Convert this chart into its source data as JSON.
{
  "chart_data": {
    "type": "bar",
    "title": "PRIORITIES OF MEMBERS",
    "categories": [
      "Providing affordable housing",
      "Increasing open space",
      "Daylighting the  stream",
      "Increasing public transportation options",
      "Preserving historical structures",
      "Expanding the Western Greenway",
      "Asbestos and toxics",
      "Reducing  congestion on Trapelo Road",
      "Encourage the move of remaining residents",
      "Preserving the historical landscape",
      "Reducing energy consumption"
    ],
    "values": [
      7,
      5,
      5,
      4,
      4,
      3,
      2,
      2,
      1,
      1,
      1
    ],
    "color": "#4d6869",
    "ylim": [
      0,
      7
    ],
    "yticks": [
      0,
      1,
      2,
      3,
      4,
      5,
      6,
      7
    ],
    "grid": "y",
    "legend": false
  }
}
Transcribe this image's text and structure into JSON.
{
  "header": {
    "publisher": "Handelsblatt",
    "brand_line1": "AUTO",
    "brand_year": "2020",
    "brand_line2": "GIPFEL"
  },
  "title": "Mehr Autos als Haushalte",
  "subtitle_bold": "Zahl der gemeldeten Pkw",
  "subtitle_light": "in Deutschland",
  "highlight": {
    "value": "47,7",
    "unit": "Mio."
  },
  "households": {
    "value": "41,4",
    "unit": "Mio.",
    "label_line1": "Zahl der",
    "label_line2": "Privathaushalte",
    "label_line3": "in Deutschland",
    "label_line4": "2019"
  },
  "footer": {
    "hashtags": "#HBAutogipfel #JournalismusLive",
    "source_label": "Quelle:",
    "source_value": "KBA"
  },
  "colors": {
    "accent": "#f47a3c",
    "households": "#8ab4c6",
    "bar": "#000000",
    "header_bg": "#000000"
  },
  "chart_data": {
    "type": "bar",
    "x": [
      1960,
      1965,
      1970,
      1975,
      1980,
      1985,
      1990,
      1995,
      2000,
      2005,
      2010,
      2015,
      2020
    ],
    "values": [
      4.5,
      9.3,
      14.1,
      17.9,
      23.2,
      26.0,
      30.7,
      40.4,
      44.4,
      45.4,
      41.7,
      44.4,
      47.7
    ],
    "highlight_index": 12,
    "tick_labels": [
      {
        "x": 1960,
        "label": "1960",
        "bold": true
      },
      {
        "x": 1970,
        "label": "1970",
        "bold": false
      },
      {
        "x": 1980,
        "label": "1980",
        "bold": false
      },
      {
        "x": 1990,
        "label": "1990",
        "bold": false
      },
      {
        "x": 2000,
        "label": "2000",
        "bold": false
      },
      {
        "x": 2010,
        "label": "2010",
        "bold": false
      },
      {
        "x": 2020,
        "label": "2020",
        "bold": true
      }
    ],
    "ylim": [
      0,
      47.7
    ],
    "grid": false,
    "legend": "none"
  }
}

Written instruction: Every line that holds the string "Preserving" should be returned.

Written response:
      "Preserving historical structures",
      "Preserving the historical landscape",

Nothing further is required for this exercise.